- Work instructions: Find every line in the material below that contains the string "header", matching case exactly, and copy each such line in full.
======== Record excerpts ========
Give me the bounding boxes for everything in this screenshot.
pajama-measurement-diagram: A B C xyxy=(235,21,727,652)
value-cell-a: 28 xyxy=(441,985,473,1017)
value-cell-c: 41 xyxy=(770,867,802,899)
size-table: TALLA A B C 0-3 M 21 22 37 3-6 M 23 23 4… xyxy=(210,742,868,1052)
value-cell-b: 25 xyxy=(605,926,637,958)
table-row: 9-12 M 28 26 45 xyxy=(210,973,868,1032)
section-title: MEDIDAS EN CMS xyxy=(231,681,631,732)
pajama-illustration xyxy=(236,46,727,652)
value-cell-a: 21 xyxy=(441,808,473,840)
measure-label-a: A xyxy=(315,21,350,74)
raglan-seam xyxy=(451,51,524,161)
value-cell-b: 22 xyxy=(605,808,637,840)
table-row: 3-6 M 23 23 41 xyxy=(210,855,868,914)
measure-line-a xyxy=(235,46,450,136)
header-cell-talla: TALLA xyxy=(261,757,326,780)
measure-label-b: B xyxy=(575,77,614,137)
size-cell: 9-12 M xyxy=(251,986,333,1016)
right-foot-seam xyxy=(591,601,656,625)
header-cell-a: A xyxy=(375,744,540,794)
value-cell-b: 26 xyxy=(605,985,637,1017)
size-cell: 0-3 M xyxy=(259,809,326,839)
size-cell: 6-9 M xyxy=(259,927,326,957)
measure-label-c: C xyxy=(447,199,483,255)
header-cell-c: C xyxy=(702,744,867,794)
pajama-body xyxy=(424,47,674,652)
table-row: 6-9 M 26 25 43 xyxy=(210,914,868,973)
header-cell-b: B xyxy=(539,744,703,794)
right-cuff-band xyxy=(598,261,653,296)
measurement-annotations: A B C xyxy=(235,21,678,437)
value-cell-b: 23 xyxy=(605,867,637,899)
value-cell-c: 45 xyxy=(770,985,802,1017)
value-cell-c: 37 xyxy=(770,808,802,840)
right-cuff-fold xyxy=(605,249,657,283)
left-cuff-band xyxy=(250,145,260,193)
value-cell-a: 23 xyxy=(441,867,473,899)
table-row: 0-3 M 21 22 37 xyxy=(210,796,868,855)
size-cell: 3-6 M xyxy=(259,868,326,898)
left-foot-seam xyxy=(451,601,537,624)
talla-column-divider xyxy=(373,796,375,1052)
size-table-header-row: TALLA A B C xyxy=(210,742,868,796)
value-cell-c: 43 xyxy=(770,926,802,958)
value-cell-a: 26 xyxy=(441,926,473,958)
========
- Written response:
header-cell-talla: TALLA xyxy=(261,757,326,780)
header-cell-a: A xyxy=(375,744,540,794)
header-cell-c: C xyxy=(702,744,867,794)
header-cell-b: B xyxy=(539,744,703,794)
size-table-header-row: TALLA A B C xyxy=(210,742,868,796)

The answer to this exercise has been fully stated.